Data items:
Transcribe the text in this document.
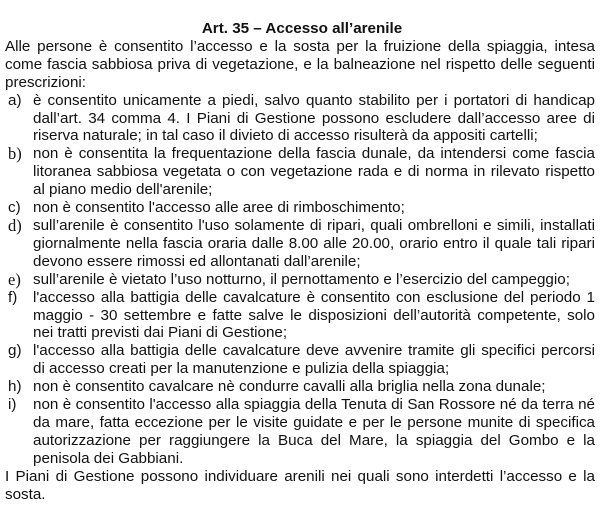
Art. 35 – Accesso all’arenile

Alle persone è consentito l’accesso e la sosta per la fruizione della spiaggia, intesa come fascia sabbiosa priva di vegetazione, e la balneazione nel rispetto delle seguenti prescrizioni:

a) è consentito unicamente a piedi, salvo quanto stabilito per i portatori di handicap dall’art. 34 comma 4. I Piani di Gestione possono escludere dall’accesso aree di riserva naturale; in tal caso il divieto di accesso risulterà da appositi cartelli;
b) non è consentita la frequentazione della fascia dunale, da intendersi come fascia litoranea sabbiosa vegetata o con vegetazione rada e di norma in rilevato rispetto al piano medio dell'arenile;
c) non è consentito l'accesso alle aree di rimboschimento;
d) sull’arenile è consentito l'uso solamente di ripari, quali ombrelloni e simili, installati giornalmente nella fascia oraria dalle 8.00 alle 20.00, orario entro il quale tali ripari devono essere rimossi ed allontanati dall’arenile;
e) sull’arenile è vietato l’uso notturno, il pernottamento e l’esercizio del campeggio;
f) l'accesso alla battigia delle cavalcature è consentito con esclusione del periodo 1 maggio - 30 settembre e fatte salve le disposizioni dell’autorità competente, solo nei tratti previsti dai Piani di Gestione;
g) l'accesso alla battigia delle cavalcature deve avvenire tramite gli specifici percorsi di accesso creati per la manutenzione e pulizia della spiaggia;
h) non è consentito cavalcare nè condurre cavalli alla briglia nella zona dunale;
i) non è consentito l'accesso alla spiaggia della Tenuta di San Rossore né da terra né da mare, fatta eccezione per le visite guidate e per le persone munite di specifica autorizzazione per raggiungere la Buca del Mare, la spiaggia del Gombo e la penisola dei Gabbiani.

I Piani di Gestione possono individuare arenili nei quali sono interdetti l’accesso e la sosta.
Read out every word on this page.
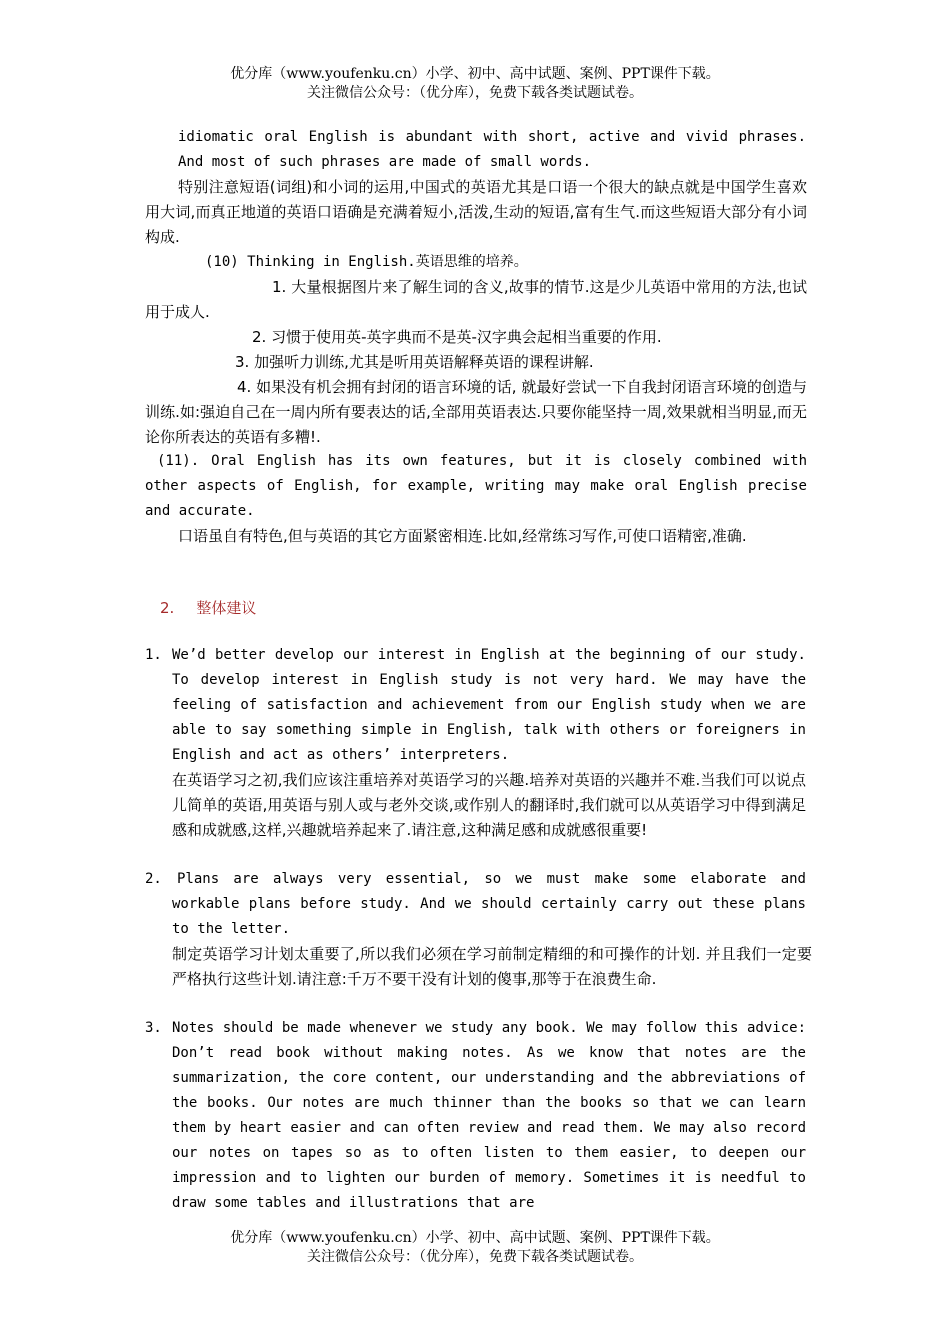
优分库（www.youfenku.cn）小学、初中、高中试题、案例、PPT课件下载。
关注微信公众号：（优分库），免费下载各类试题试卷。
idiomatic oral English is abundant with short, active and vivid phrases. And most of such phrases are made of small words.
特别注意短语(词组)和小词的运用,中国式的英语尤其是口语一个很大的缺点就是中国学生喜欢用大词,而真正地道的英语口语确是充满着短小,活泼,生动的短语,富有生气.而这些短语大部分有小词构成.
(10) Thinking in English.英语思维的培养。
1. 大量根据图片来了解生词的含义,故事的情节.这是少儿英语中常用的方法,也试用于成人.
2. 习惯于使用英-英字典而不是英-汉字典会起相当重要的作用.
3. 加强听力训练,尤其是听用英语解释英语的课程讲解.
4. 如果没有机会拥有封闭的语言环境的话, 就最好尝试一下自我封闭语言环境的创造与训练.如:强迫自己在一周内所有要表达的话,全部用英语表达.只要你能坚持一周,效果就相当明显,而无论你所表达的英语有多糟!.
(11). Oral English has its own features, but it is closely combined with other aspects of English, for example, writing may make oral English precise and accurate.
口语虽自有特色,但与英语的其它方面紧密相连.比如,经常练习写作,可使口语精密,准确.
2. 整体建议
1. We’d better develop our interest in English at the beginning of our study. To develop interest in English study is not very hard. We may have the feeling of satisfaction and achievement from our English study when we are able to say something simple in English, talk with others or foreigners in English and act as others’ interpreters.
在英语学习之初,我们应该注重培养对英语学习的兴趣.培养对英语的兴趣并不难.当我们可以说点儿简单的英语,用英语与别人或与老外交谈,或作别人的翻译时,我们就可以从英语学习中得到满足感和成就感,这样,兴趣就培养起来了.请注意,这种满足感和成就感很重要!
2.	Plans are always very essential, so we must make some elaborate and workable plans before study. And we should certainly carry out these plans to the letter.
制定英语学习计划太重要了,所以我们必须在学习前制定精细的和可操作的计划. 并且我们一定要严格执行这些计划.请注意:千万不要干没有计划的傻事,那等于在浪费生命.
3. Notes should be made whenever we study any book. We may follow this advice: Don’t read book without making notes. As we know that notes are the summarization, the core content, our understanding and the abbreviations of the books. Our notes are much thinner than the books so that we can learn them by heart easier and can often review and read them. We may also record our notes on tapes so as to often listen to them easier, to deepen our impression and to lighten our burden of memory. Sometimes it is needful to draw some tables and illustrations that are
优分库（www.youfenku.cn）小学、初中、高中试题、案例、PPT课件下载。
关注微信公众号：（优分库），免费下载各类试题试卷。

Exercise: Return all lines containing "della".

Output of the task:
Alle persone è consentito l’accesso e la sosta per la fruizione della spiaggia, intesa come fascia sabbiosa priva di vegetazione, e la balneazione nel rispetto delle seguenti prescrizioni:
b) non è consentita la frequentazione della fascia dunale, da intendersi come fascia litoranea sabbiosa vegetata o con vegetazione rada e di norma in rilevato rispetto al piano medio dell'arenile;
g) l'accesso alla battigia delle cavalcature deve avvenire tramite gli specifici percorsi di accesso creati per la manutenzione e pulizia della spiaggia;
i) non è consentito l'accesso alla spiaggia della Tenuta di San Rossore né da terra né da mare, fatta eccezione per le visite guidate e per le persone munite di specifica autorizzazione per raggiungere la Buca del Mare, la spiaggia del Gombo e la penisola dei Gabbiani.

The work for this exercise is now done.